(What to produce): Where does the string "links" appear? Copy every line of the entries below that holds it.

(Source data):
====
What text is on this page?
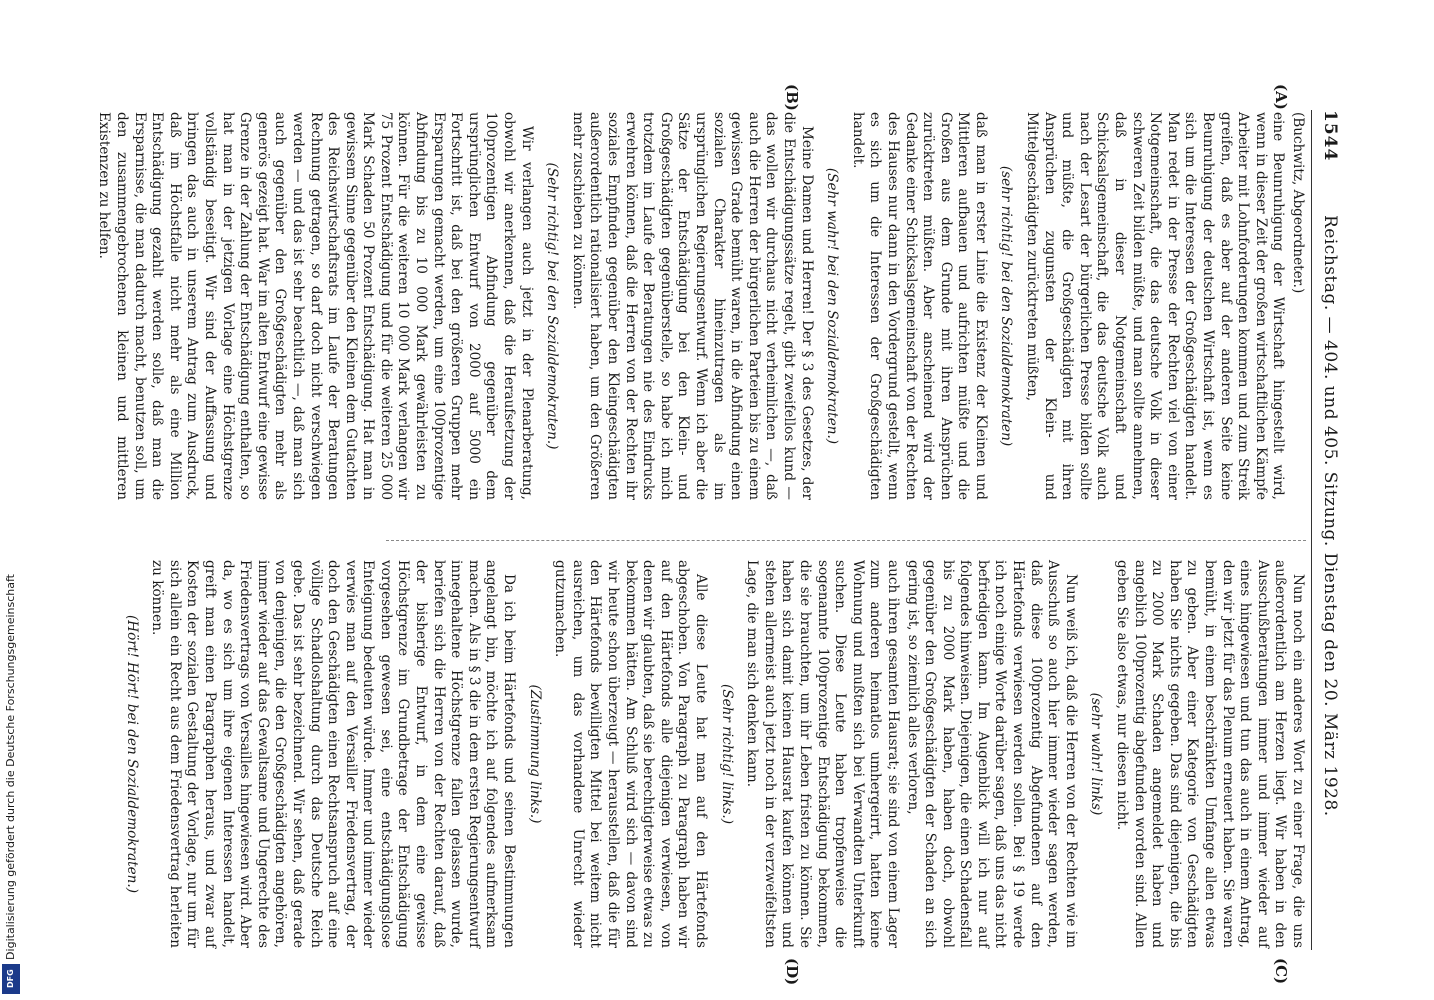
1544
Reichstag. — 404. und 405. Sitzung. Dienstag den 20. März 1928.
(A)
(B)
(C)
(D)

(Buchwitz, Abgeordneter.)

eine Beunruhigung der Wirtschaft hingestellt wird, wenn in dieser Zeit der großen wirtschaftlichen Kämpfe Arbeiter mit Lohnforderungen kommen und zum Streik greifen, daß es aber auf der anderen Seite keine Beunruhigung der deutschen Wirtschaft ist, wenn es sich um die Interessen der Großgeschädigten handelt. Man redet in der Presse der Rechten viel von einer Notgemeinschaft, die das deutsche Volk in dieser schweren Zeit bilden müßte, und man sollte annehmen, daß in dieser Notgemeinschaft und Schicksalsgemeinschaft, die das deutsche Volk auch nach der Lesart der bürgerlichen Presse bilden sollte und müßte, die Großgeschädigten mit ihren Ansprüchen zugunsten der Klein- und Mittelgeschädigten zurücktreten müßten,

(sehr richtig! bei den Sozialdemokraten)

daß man in erster Linie die Existenz der Kleinen und Mittleren aufbauen und aufrichten müßte und die Großen aus dem Grunde mit ihren Ansprüchen zurücktreten müßten. Aber anscheinend wird der Gedanke einer Schicksalsgemeinschaft von der Rechten des Hauses nur dann in den Vordergrund gestellt, wenn es sich um die Interessen der Großgeschädigten handelt.

(Sehr wahr! bei den Sozialdemokraten.)

Meine Damen und Herren! Der § 3 des Gesetzes, der die Entschädigungssätze regelt, gibt zweifellos kund — das wollen wir durchaus nicht verheimlichen —, daß auch die Herren der bürgerlichen Parteien bis zu einem gewissen Grade bemüht waren, in die Abfindung einen sozialen Charakter hineinzutragen als im ursprünglichen Regierungsentwurf. Wenn ich aber die Sätze der Entschädigung bei den Klein- und Großgeschädigten gegenüberstelle, so habe ich mich trotzdem im Laufe der Beratungen nie des Eindrucks erwehren können, daß die Herren von der Rechten ihr soziales Empfinden gegenüber den Kleingeschädigten außerordentlich rationalisiert haben, um den Größeren mehr zuschieben zu können.

(Sehr richtig! bei den Sozialdemokraten.)

Wir verlangen auch jetzt in der Plenarberatung, obwohl wir anerkennen, daß die Heraufsetzung der 100prozentigen Abfindung gegenüber dem ursprünglichen Entwurf von 2000 auf 5000 ein Fortschritt ist, daß bei den größeren Gruppen mehr Ersparungen gemacht werden, um eine 100prozentige Abfindung bis zu 10 000 Mark gewährleisten zu können. Für die weiteren 10 000 Mark verlangen wir 75 Prozent Entschädigung und für die weiteren 25 000 Mark Schaden 50 Prozent Entschädigung. Hat man in gewissem Sinne gegenüber den Kleinen dem Gutachten des Reichswirtschaftsrats im Laufe der Beratungen Rechnung getragen, so darf doch nicht verschwiegen werden — und das ist sehr beachtlich —, daß man sich auch gegenüber den Großgeschädigten mehr als generös gezeigt hat. War im alten Entwurf eine gewisse Grenze in der Zahlung der Entschädigung enthalten, so hat man in der jetzigen Vorlage eine Höchstgrenze vollständig beseitigt. Wir sind der Auffassung und bringen das auch in unserem Antrag zum Ausdruck, daß im Höchstfalle nicht mehr als eine Million Entschädigung gezahlt werden solle, daß man die Ersparnisse, die man dadurch macht, benutzen soll, um den zusammengebrochenen kleinen und mittleren Existenzen zu helfen.

Nun noch ein anderes Wort zu einer Frage, die uns außerordentlich am Herzen liegt. Wir haben in den Ausschußberatungen immer und immer wieder auf eines hingewiesen und tun das auch in einem Antrag, den wir jetzt für das Plenum erneuert haben. Sie waren bemüht, in einem beschränkten Umfange allen etwas zu geben. Aber einer Kategorie von Geschädigten haben Sie nichts gegeben. Das sind diejenigen, die bis zu 2000 Mark Schaden angemeldet haben und angeblich 100prozentig abgefunden worden sind. Allen geben Sie also etwas, nur diesen nicht.

(sehr wahr! links)

Nun weiß ich, daß die Herren von der Rechten wie im Ausschuß so auch hier immer wieder sagen werden, daß diese 100prozentig Abgefundenen auf den Härtefonds verwiesen werden sollen. Bei § 19 werde ich noch einige Worte darüber sagen, daß uns das nicht befriedigen kann. Im Augenblick will ich nur auf folgendes hinweisen. Diejenigen, die einen Schadensfall bis zu 2000 Mark haben, haben doch, obwohl gegenüber den Großgeschädigten der Schaden an sich gering ist, so ziemlich alles verloren,

auch ihren gesamten Hausrat; sie sind von einem Lager zum anderen heimatlos umhergeirrt, hatten keine Wohnung und mußten sich bei Verwandten Unterkunft suchen. Diese Leute haben tropfenweise die sogenannte 100prozentige Entschädigung bekommen, die sie brauchten, um ihr Leben fristen zu können. Sie haben sich damit keinen Hausrat kaufen können und stehen allermeist auch jetzt noch in der verzweifeltsten Lage, die man sich denken kann.

(Sehr richtig! links.)

Alle diese Leute hat man auf den Härtefonds abgeschoben. Von Paragraph zu Paragraph haben wir auf den Härtefonds alle diejenigen verwiesen, von denen wir glaubten, daß sie berechtigterweise etwas zu bekommen hätten. Am Schluß wird sich — davon sind wir heute schon überzeugt — herausstellen, daß die für den Härtefonds bewilligten Mittel bei weitem nicht ausreichen, um das vorhandene Unrecht wieder gutzumachen.

(Zustimmung links.)

Da ich beim Härtefonds und seinen Bestimmungen angelangt bin, möchte ich auf folgendes aufmerksam machen. Als in § 3 die in dem ersten Regierungsentwurf innegehaltene Höchstgrenze fallen gelassen wurde, beriefen sich die Herren von der Rechten darauf, daß der bisherige Entwurf, in dem eine gewisse Höchstgrenze im Grundbetrage der Entschädigung vorgesehen gewesen sei, eine entschädigungslose Enteignung bedeuten würde. Immer und immer wieder verwies man auf den Versailler Friedensvertrag, der doch den Geschädigten einen Rechtsanspruch auf eine völlige Schadloshaltung durch das Deutsche Reich gebe. Das ist sehr bezeichnend. Wir sehen, daß gerade von denjenigen, die den Großgeschädigten angehören, immer wieder auf das Gewaltsame und Ungerechte des Friedensvertrags von Versailles hingewiesen wird. Aber da, wo es sich um ihre eigenen Interessen handelt, greift man einen Paragraphen heraus, und zwar auf Kosten der sozialen Gestaltung der Vorlage, nur um für sich allein ein Recht aus dem Friedensvertrag herleiten zu können.

(Hört! Hört! bei den Sozialdemokraten.)

Digitalisierung gefördert durch die Deutsche Forschungsgemeinschaft
DFG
====
(Response to this task):
(sehr wahr! links)
(Sehr richtig! links.)
(Zustimmung links.)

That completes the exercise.